■ GIVEN ENTRIES:

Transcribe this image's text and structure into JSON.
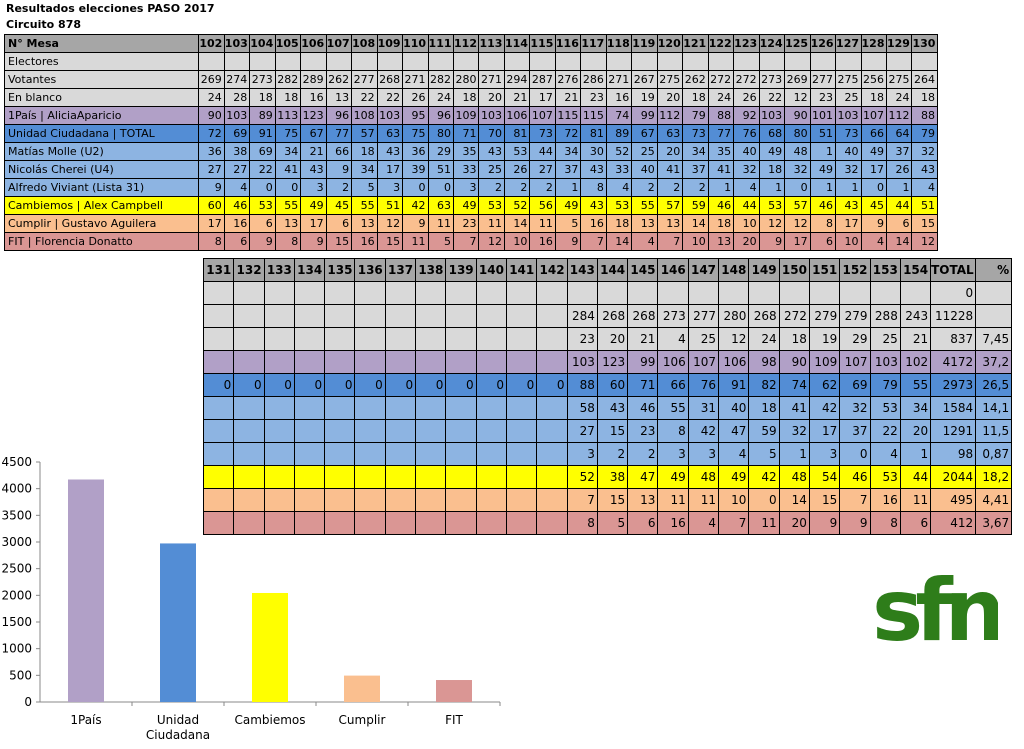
{
  "page": {
    "title": "Resultados  elecciones PASO 2017",
    "subtitle": "Circuito 878"
  },
  "colors": {
    "header": "#a6a6a6",
    "gray": "#d9d9d9",
    "purple": "#b1a0c7",
    "blue": "#538dd5",
    "light_blue": "#8db4e2",
    "yellow": "#ffff00",
    "orange": "#fabf8f",
    "red": "#da9694",
    "logo_green": "#2e7d1a"
  },
  "table1": {
    "header": [
      "N° Mesa",
      "102",
      "103",
      "104",
      "105",
      "106",
      "107",
      "108",
      "109",
      "110",
      "111",
      "112",
      "113",
      "114",
      "115",
      "116",
      "117",
      "118",
      "119",
      "120",
      "121",
      "122",
      "123",
      "124",
      "125",
      "126",
      "127",
      "128",
      "129",
      "130"
    ],
    "rows": [
      {
        "color": "gray",
        "cells": [
          "Electores",
          "",
          "",
          "",
          "",
          "",
          "",
          "",
          "",
          "",
          "",
          "",
          "",
          "",
          "",
          "",
          "",
          "",
          "",
          "",
          "",
          "",
          "",
          "",
          "",
          "",
          "",
          "",
          "",
          ""
        ]
      },
      {
        "color": "gray",
        "cells": [
          "Votantes",
          "269",
          "274",
          "273",
          "282",
          "289",
          "262",
          "277",
          "268",
          "271",
          "282",
          "280",
          "271",
          "294",
          "287",
          "276",
          "286",
          "271",
          "267",
          "275",
          "262",
          "272",
          "272",
          "273",
          "269",
          "277",
          "275",
          "256",
          "275",
          "264"
        ]
      },
      {
        "color": "gray",
        "cells": [
          "En blanco",
          "24",
          "28",
          "18",
          "18",
          "16",
          "13",
          "22",
          "22",
          "26",
          "24",
          "18",
          "20",
          "21",
          "17",
          "21",
          "23",
          "16",
          "19",
          "20",
          "18",
          "24",
          "26",
          "22",
          "12",
          "23",
          "25",
          "18",
          "24",
          "18"
        ]
      },
      {
        "color": "purple",
        "cells": [
          "1País | AliciaAparicio",
          "90",
          "103",
          "89",
          "113",
          "123",
          "96",
          "108",
          "103",
          "95",
          "96",
          "109",
          "103",
          "106",
          "107",
          "115",
          "115",
          "74",
          "99",
          "112",
          "79",
          "88",
          "92",
          "103",
          "90",
          "101",
          "103",
          "107",
          "112",
          "88"
        ]
      },
      {
        "color": "blue",
        "cells": [
          "Unidad Ciudadana | TOTAL",
          "72",
          "69",
          "91",
          "75",
          "67",
          "77",
          "57",
          "63",
          "75",
          "80",
          "71",
          "70",
          "81",
          "73",
          "72",
          "81",
          "89",
          "67",
          "63",
          "73",
          "77",
          "76",
          "68",
          "80",
          "51",
          "73",
          "66",
          "64",
          "79"
        ]
      },
      {
        "color": "light_blue",
        "cells": [
          "Matías Molle (U2)",
          "36",
          "38",
          "69",
          "34",
          "21",
          "66",
          "18",
          "43",
          "36",
          "29",
          "35",
          "43",
          "53",
          "44",
          "34",
          "30",
          "52",
          "25",
          "20",
          "34",
          "35",
          "40",
          "49",
          "48",
          "1",
          "40",
          "49",
          "37",
          "32"
        ]
      },
      {
        "color": "light_blue",
        "cells": [
          "Nicolás Cherei (U4)",
          "27",
          "27",
          "22",
          "41",
          "43",
          "9",
          "34",
          "17",
          "39",
          "51",
          "33",
          "25",
          "26",
          "27",
          "37",
          "43",
          "33",
          "40",
          "41",
          "37",
          "41",
          "32",
          "18",
          "32",
          "49",
          "32",
          "17",
          "26",
          "43"
        ]
      },
      {
        "color": "light_blue",
        "cells": [
          "Alfredo Viviant (Lista 31)",
          "9",
          "4",
          "0",
          "0",
          "3",
          "2",
          "5",
          "3",
          "0",
          "0",
          "3",
          "2",
          "2",
          "2",
          "1",
          "8",
          "4",
          "2",
          "2",
          "2",
          "1",
          "4",
          "1",
          "0",
          "1",
          "1",
          "0",
          "1",
          "4"
        ]
      },
      {
        "color": "yellow",
        "cells": [
          "Cambiemos | Alex Campbell",
          "60",
          "46",
          "53",
          "55",
          "49",
          "45",
          "55",
          "51",
          "42",
          "63",
          "49",
          "53",
          "52",
          "56",
          "49",
          "43",
          "53",
          "55",
          "57",
          "59",
          "46",
          "44",
          "53",
          "57",
          "46",
          "43",
          "45",
          "44",
          "51"
        ]
      },
      {
        "color": "orange",
        "cells": [
          "Cumplir | Gustavo Aguilera",
          "17",
          "16",
          "6",
          "13",
          "17",
          "6",
          "13",
          "12",
          "9",
          "11",
          "23",
          "11",
          "14",
          "11",
          "5",
          "16",
          "18",
          "13",
          "13",
          "14",
          "18",
          "10",
          "12",
          "12",
          "8",
          "17",
          "9",
          "6",
          "15"
        ]
      },
      {
        "color": "red",
        "cells": [
          "FIT | Florencia Donatto",
          "8",
          "6",
          "9",
          "8",
          "9",
          "15",
          "16",
          "15",
          "11",
          "5",
          "7",
          "12",
          "10",
          "16",
          "9",
          "7",
          "14",
          "4",
          "7",
          "10",
          "13",
          "20",
          "9",
          "17",
          "6",
          "10",
          "4",
          "14",
          "12"
        ]
      }
    ]
  },
  "table2": {
    "header": [
      "131",
      "132",
      "133",
      "134",
      "135",
      "136",
      "137",
      "138",
      "139",
      "140",
      "141",
      "142",
      "143",
      "144",
      "145",
      "146",
      "147",
      "148",
      "149",
      "150",
      "151",
      "152",
      "153",
      "154",
      "TOTAL",
      "%"
    ],
    "rows": [
      {
        "color": "gray",
        "cells": [
          "",
          "",
          "",
          "",
          "",
          "",
          "",
          "",
          "",
          "",
          "",
          "",
          "",
          "",
          "",
          "",
          "",
          "",
          "",
          "",
          "",
          "",
          "",
          "",
          "0",
          ""
        ]
      },
      {
        "color": "gray",
        "cells": [
          "",
          "",
          "",
          "",
          "",
          "",
          "",
          "",
          "",
          "",
          "",
          "",
          "284",
          "268",
          "268",
          "273",
          "277",
          "280",
          "268",
          "272",
          "279",
          "279",
          "288",
          "243",
          "11228",
          ""
        ]
      },
      {
        "color": "gray",
        "cells": [
          "",
          "",
          "",
          "",
          "",
          "",
          "",
          "",
          "",
          "",
          "",
          "",
          "23",
          "20",
          "21",
          "4",
          "25",
          "12",
          "24",
          "18",
          "19",
          "29",
          "25",
          "21",
          "837",
          "7,45"
        ]
      },
      {
        "color": "purple",
        "cells": [
          "",
          "",
          "",
          "",
          "",
          "",
          "",
          "",
          "",
          "",
          "",
          "",
          "103",
          "123",
          "99",
          "106",
          "107",
          "106",
          "98",
          "90",
          "109",
          "107",
          "103",
          "102",
          "4172",
          "37,2"
        ]
      },
      {
        "color": "blue",
        "cells": [
          "0",
          "0",
          "0",
          "0",
          "0",
          "0",
          "0",
          "0",
          "0",
          "0",
          "0",
          "0",
          "88",
          "60",
          "71",
          "66",
          "76",
          "91",
          "82",
          "74",
          "62",
          "69",
          "79",
          "55",
          "2973",
          "26,5"
        ]
      },
      {
        "color": "light_blue",
        "cells": [
          "",
          "",
          "",
          "",
          "",
          "",
          "",
          "",
          "",
          "",
          "",
          "",
          "58",
          "43",
          "46",
          "55",
          "31",
          "40",
          "18",
          "41",
          "42",
          "32",
          "53",
          "34",
          "1584",
          "14,1"
        ]
      },
      {
        "color": "light_blue",
        "cells": [
          "",
          "",
          "",
          "",
          "",
          "",
          "",
          "",
          "",
          "",
          "",
          "",
          "27",
          "15",
          "23",
          "8",
          "42",
          "47",
          "59",
          "32",
          "17",
          "37",
          "22",
          "20",
          "1291",
          "11,5"
        ]
      },
      {
        "color": "light_blue",
        "cells": [
          "",
          "",
          "",
          "",
          "",
          "",
          "",
          "",
          "",
          "",
          "",
          "",
          "3",
          "2",
          "2",
          "3",
          "3",
          "4",
          "5",
          "1",
          "3",
          "0",
          "4",
          "1",
          "98",
          "0,87"
        ]
      },
      {
        "color": "yellow",
        "cells": [
          "",
          "",
          "",
          "",
          "",
          "",
          "",
          "",
          "",
          "",
          "",
          "",
          "52",
          "38",
          "47",
          "49",
          "48",
          "49",
          "42",
          "48",
          "54",
          "46",
          "53",
          "44",
          "2044",
          "18,2"
        ]
      },
      {
        "color": "orange",
        "cells": [
          "",
          "",
          "",
          "",
          "",
          "",
          "",
          "",
          "",
          "",
          "",
          "",
          "7",
          "15",
          "13",
          "11",
          "11",
          "10",
          "0",
          "14",
          "15",
          "7",
          "16",
          "11",
          "495",
          "4,41"
        ]
      },
      {
        "color": "red",
        "cells": [
          "",
          "",
          "",
          "",
          "",
          "",
          "",
          "",
          "",
          "",
          "",
          "",
          "8",
          "5",
          "6",
          "16",
          "4",
          "7",
          "11",
          "20",
          "9",
          "9",
          "8",
          "6",
          "412",
          "3,67"
        ]
      }
    ]
  },
  "chart_data": {
    "type": "bar",
    "categories": [
      "1País",
      "Unidad Ciudadana",
      "Cambiemos",
      "Cumplir",
      "FIT"
    ],
    "category_lines": [
      [
        "1País"
      ],
      [
        "Unidad",
        "Ciudadana"
      ],
      [
        "Cambiemos"
      ],
      [
        "Cumplir"
      ],
      [
        "FIT"
      ]
    ],
    "values": [
      4172,
      2973,
      2044,
      495,
      412
    ],
    "colors": [
      "#b1a0c7",
      "#538dd5",
      "#ffff00",
      "#fabf8f",
      "#da9694"
    ],
    "ylim": [
      0,
      4500
    ],
    "yticks": [
      "0",
      "500",
      "1000",
      "1500",
      "2000",
      "2500",
      "3000",
      "3500",
      "4000",
      "4500"
    ],
    "grid": false,
    "title": "",
    "xlabel": "",
    "ylabel": ""
  },
  "logo": {
    "text": "sfn",
    "icon": "sfn-logo-icon"
  }
}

■ PROBLEM REQUIREMENTS: Each line in the data that holds the string "Unidad" should be found and copied.

■ FULL RESPONSE:
          "Unidad Ciudadana | TOTAL",
      "Unidad Ciudadana",
        "Unidad",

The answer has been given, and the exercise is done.